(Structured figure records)
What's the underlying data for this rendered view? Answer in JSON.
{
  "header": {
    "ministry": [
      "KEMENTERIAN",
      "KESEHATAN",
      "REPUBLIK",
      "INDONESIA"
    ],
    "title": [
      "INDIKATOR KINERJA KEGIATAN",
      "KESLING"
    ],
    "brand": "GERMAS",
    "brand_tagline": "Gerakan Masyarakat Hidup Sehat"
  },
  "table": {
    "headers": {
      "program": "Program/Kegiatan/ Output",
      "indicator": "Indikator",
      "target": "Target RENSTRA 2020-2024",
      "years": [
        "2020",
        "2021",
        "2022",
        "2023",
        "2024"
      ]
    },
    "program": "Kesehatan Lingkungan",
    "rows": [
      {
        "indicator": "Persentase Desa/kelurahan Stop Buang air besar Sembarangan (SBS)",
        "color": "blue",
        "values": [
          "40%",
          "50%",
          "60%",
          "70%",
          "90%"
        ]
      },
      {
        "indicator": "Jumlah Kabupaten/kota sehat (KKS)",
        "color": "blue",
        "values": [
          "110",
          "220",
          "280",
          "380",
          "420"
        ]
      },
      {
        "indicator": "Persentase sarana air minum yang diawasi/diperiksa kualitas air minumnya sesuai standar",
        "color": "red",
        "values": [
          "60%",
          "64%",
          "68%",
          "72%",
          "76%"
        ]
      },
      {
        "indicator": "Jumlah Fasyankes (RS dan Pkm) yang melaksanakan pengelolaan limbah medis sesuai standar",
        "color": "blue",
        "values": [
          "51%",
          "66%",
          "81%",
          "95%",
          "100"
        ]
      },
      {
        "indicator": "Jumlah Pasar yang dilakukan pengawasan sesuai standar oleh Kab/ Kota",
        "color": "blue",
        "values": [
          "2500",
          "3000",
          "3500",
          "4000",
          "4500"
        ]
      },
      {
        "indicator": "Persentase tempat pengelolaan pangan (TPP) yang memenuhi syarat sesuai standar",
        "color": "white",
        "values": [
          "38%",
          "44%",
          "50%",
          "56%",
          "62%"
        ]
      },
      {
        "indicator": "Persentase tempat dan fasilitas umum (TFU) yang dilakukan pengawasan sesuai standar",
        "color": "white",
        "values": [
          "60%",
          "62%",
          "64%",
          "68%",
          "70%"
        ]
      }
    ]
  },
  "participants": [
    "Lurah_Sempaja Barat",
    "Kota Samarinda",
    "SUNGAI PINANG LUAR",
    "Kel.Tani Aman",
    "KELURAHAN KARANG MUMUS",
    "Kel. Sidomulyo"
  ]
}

* [Exercise objective]
Lines of the material that contain the word "pengelolaan" are to be gathered.

* [Exercise result]
        "indicator": "Jumlah Fasyankes (RS dan Pkm) yang melaksanakan pengelolaan limbah medis sesuai standar",
        "indicator": "Persentase tempat pengelolaan pangan (TPP) yang memenuhi syarat sesuai standar",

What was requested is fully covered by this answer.